* start Passage shown *

Sarah asked me to, being that I run a video games website, write a nice, short piece on some horror games—about five, she said— for Halloween. I’m not that organised though, spooling off a list of about 25 games and starting to write out long segments for each rather than throwaway paragraphs. The deadline looms though, so here is the first few of the games from the alphabetical list.

It’s something I’ll gladly continue to compile if there’s a want for it,so if you (dis)agree with the list or simply enjoyed reading it then please let Sarah know and I’ll finish off the rest for ya’ll reading pleasure.

Alan Wake

Remedy are probably best known for the Max Payne series, or even their recently released Quantum Break. Regardless of how people know them however, anybody who has played any of their games knows that they always bring a cinematic brilliance to their games: from Max Payne’s Graphic Novel story and TV/Radio asides in game, to Quantum Break’s live action sequences and amazing visual finesse when deploying the protagonist’s time abilities.

Alan Wake, to me, is superior to both of those series. It merged the story of the ‘author-trapped-in-their-own-creation’ with a dark sense of humour, a game full of characters and moments far too ridiculous to be exist in reality, yet done in a way where you laugh and continue pushing back against the darkness.

* end Passage shown *
* start Stored data *

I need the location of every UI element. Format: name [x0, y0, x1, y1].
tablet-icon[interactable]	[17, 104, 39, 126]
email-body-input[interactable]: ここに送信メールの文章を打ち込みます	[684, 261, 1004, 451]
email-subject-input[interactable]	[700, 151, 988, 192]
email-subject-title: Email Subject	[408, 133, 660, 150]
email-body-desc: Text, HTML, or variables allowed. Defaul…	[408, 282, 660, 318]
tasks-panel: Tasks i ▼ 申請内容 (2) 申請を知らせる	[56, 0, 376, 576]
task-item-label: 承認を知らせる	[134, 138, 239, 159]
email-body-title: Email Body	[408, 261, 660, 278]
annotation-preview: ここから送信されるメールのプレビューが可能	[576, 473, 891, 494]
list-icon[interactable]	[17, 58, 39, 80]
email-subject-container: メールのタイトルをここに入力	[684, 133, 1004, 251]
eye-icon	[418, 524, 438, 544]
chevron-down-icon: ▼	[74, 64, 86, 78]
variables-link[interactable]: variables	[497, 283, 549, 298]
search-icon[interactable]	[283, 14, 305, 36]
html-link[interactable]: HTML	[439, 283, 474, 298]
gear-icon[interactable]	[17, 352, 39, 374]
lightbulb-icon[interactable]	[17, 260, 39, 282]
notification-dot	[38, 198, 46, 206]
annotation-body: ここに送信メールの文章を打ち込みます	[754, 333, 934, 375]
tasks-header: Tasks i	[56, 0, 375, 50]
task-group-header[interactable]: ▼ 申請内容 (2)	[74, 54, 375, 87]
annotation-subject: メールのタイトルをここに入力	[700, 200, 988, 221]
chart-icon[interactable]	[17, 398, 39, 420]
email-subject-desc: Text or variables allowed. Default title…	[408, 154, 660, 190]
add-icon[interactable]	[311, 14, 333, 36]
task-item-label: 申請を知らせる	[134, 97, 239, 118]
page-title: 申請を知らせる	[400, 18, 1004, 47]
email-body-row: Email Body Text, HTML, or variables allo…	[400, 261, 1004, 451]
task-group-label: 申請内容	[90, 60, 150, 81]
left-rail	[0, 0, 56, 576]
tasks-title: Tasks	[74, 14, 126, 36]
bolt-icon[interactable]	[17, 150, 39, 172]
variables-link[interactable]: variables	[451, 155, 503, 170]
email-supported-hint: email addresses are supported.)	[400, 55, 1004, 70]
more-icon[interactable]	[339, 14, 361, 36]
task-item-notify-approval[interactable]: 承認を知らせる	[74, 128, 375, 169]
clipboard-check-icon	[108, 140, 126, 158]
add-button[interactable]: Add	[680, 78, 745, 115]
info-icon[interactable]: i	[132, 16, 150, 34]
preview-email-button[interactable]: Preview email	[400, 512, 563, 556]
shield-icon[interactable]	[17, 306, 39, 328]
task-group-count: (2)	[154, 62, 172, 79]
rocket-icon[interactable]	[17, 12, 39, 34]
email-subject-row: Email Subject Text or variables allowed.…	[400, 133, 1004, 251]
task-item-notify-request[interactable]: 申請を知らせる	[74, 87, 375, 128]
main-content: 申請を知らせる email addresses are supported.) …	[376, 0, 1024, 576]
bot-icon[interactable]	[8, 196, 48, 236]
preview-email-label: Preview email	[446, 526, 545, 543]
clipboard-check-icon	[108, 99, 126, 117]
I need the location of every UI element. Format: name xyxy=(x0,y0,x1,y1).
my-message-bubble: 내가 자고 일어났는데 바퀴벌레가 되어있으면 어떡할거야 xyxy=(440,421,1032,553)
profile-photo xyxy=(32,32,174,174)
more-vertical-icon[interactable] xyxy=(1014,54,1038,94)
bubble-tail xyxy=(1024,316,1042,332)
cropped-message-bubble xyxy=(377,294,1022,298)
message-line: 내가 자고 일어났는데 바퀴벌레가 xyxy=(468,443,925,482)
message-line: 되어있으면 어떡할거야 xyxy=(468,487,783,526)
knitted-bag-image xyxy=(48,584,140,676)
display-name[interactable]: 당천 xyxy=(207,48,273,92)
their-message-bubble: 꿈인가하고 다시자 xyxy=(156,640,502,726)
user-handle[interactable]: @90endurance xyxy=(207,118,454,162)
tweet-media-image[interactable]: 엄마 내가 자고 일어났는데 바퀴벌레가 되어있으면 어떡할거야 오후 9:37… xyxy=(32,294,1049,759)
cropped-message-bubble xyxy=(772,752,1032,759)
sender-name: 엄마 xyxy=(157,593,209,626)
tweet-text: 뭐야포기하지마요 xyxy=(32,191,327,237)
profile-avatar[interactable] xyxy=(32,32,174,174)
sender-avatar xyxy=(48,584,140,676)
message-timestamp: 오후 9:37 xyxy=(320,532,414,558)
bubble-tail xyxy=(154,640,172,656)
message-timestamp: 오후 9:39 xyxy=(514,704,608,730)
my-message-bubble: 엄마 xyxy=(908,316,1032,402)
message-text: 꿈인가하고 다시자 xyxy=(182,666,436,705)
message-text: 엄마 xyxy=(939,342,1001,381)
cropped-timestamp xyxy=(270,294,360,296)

* end Stored data *

Reproduce, word for word, the stretch of the passage on horror games from "It’s something I’ll" through "protagonist’s time abilities.".

It’s something I’ll gladly continue to compile if there’s a want for it,so if you (dis)agree with the list or simply enjoyed reading it then please let Sarah know and I’ll finish off the rest for ya’ll reading pleasure.

Alan Wake

Remedy are probably best known for the Max Payne series, or even their recently released Quantum Break. Regardless of how people know them however, anybody who has played any of their games knows that they always bring a cinematic brilliance to their games: from Max Payne’s Graphic Novel story and TV/Radio asides in game, to Quantum Break’s live action sequences and amazing visual finesse when deploying the protagonist’s time abilities.